Find the line containing "Serialize everything readable" in the listing below; reproduce it and every line after, exactly. Skip pictures.

──────────

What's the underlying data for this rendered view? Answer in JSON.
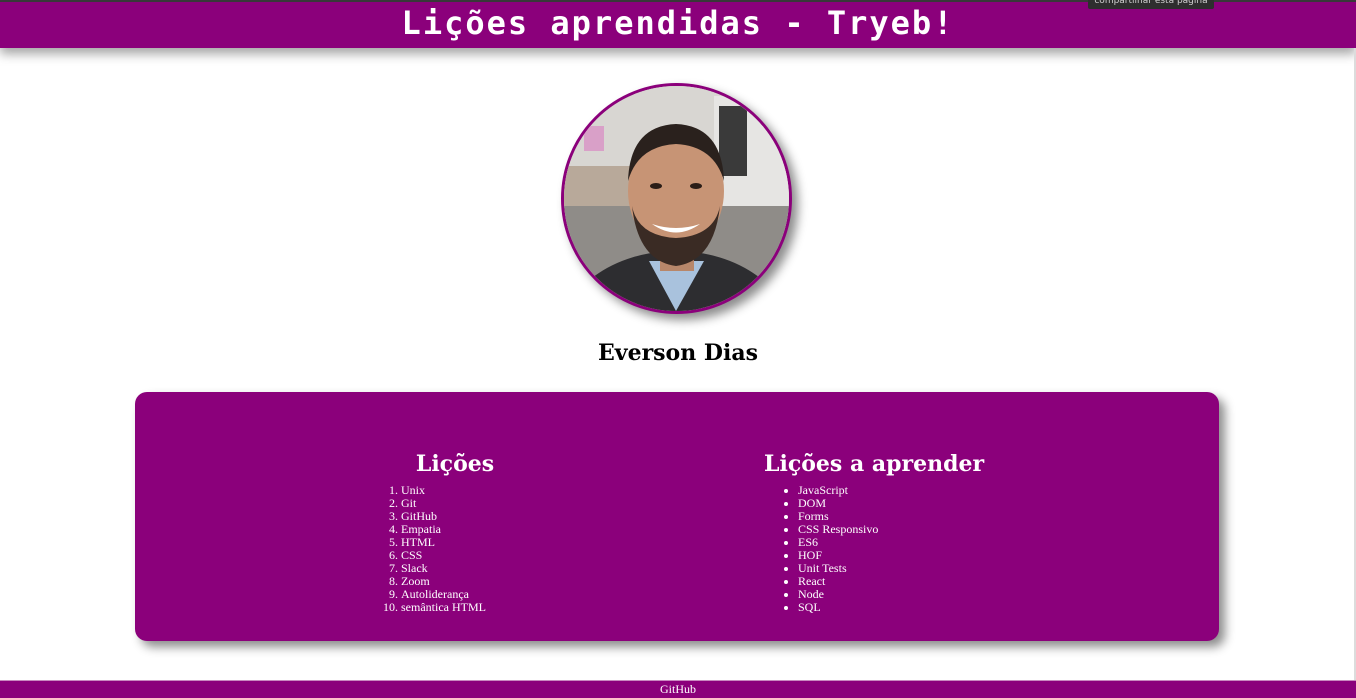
{
  "header": {
    "title": "Lições aprendidas - Tryeb!"
  },
  "tooltip": {
    "text": "compartilhar esta página"
  },
  "profile": {
    "name": "Everson Dias"
  },
  "lessons": {
    "heading": "Lições",
    "items": [
      "Unix",
      "Git",
      "GitHub",
      "Empatia",
      "HTML",
      "CSS",
      "Slack",
      "Zoom",
      "Autoliderança",
      "semântica HTML"
    ]
  },
  "to_learn": {
    "heading": "Lições a aprender",
    "items": [
      "JavaScript",
      "DOM",
      "Forms",
      "CSS Responsivo",
      "ES6",
      "HOF",
      "Unit Tests",
      "React",
      "Node",
      "SQL"
    ]
  },
  "footer": {
    "link": "GitHub"
  },
  "colors": {
    "brand": "#8b007b",
    "background": "#ffffff",
    "text_on_brand": "#ffffff"
  }
}
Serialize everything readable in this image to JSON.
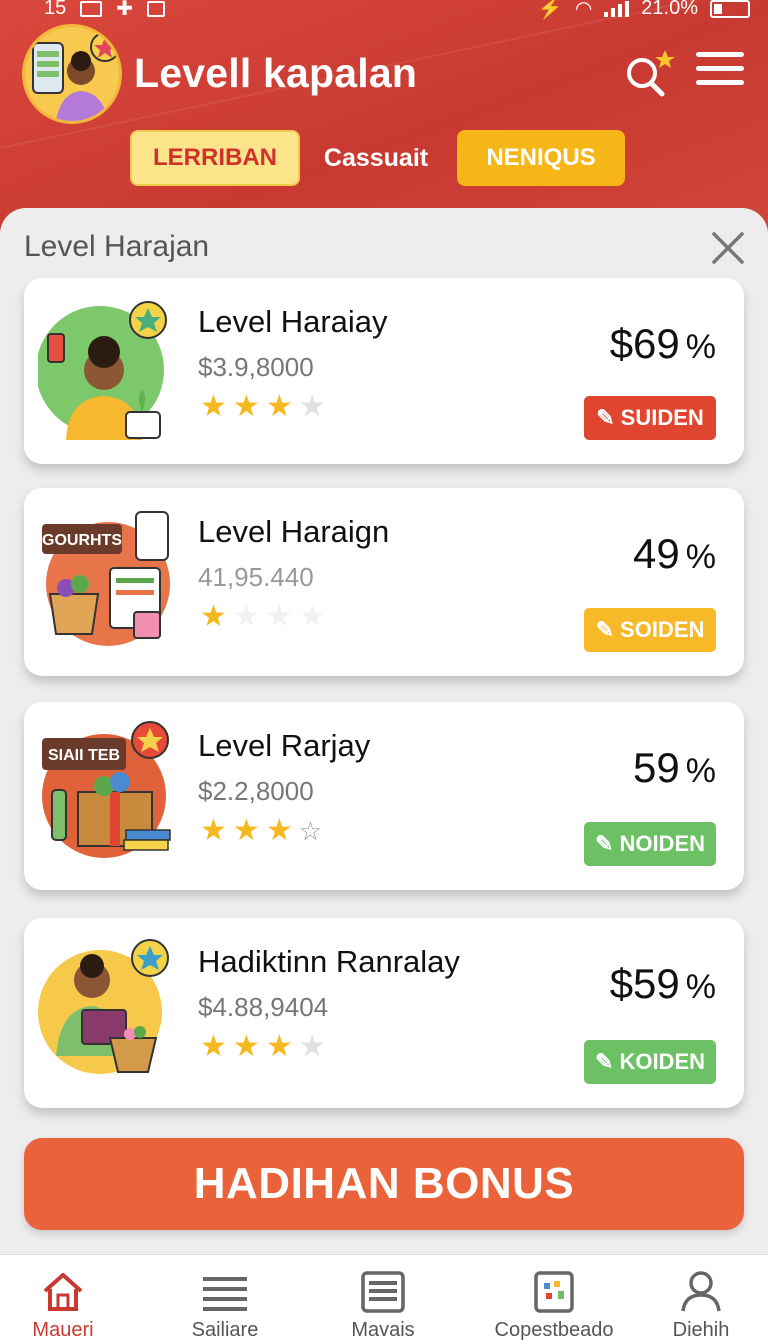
{
  "status": {
    "time": "15",
    "battery_text": "21.0%"
  },
  "header": {
    "title": "Levell kapalan"
  },
  "tabs": [
    {
      "label": "LERRIBAN"
    },
    {
      "label": "Cassuait"
    },
    {
      "label": "NENIQUS"
    }
  ],
  "sheet": {
    "title": "Level Harajan"
  },
  "cards": [
    {
      "name": "Level Haraiay",
      "sub": "$3.9,8000",
      "value": "$69",
      "pct": "%",
      "rating": 3,
      "button": "SUIDEN",
      "button_color": "#e0462f"
    },
    {
      "name": "Level Haraign",
      "sub": "41,95.440",
      "value": "49",
      "pct": "%",
      "rating": 1,
      "button": "SOIDEN",
      "button_color": "#f7b928",
      "badge": "GOURHTS"
    },
    {
      "name": "Level Rarjay",
      "sub": "$2.2,8000",
      "value": "59",
      "pct": "%",
      "rating": 3,
      "button": "NOIDEN",
      "button_color": "#6cc164",
      "badge": "SIAII TEB"
    },
    {
      "name": "Hadiktinn Ranralay",
      "sub": "$4.88,9404",
      "value": "$59",
      "pct": "%",
      "rating": 3,
      "button": "KOIDEN",
      "button_color": "#6cc164"
    }
  ],
  "bonus": {
    "label": "HADIHAN BONUS"
  },
  "nav": [
    {
      "label": "Maueri"
    },
    {
      "label": "Sailiare"
    },
    {
      "label": "Mavais"
    },
    {
      "label": "Copestbeado"
    },
    {
      "label": "Diehih"
    }
  ],
  "colors": {
    "header_red": "#d0433a",
    "accent_orange": "#e9623a",
    "star_gold": "#f6b81c"
  }
}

──────────

TASK SOLUTION
Serialize everything readable in this image to JSON.
{
  "status": {
    "time": "15",
    "battery_text": "21.0%"
  },
  "header": {
    "title": "Levell kapalan"
  },
  "tabs": [
    {
      "label": "LERRIBAN"
    },
    {
      "label": "Cassuait"
    },
    {
      "label": "NENIQUS"
    }
  ],
  "sheet": {
    "title": "Level Harajan"
  },
  "cards": [
    {
      "name": "Level Haraiay",
      "sub": "$3.9,8000",
      "value": "$69",
      "pct": "%",
      "rating": 3,
      "button": "SUIDEN",
      "button_color": "#e0462f"
    },
    {
      "name": "Level Haraign",
      "sub": "41,95.440",
      "value": "49",
      "pct": "%",
      "rating": 1,
      "button": "SOIDEN",
      "button_color": "#f7b928",
      "badge": "GOURHTS"
    },
    {
      "name": "Level Rarjay",
      "sub": "$2.2,8000",
      "value": "59",
      "pct": "%",
      "rating": 3,
      "button": "NOIDEN",
      "button_color": "#6cc164",
      "badge": "SIAII TEB"
    },
    {
      "name": "Hadiktinn Ranralay",
      "sub": "$4.88,9404",
      "value": "$59",
      "pct": "%",
      "rating": 3,
      "button": "KOIDEN",
      "button_color": "#6cc164"
    }
  ],
  "bonus": {
    "label": "HADIHAN BONUS"
  },
  "nav": [
    {
      "label": "Maueri"
    },
    {
      "label": "Sailiare"
    },
    {
      "label": "Mavais"
    },
    {
      "label": "Copestbeado"
    },
    {
      "label": "Diehih"
    }
  ],
  "colors": {
    "header_red": "#d0433a",
    "accent_orange": "#e9623a",
    "star_gold": "#f6b81c"
  }
}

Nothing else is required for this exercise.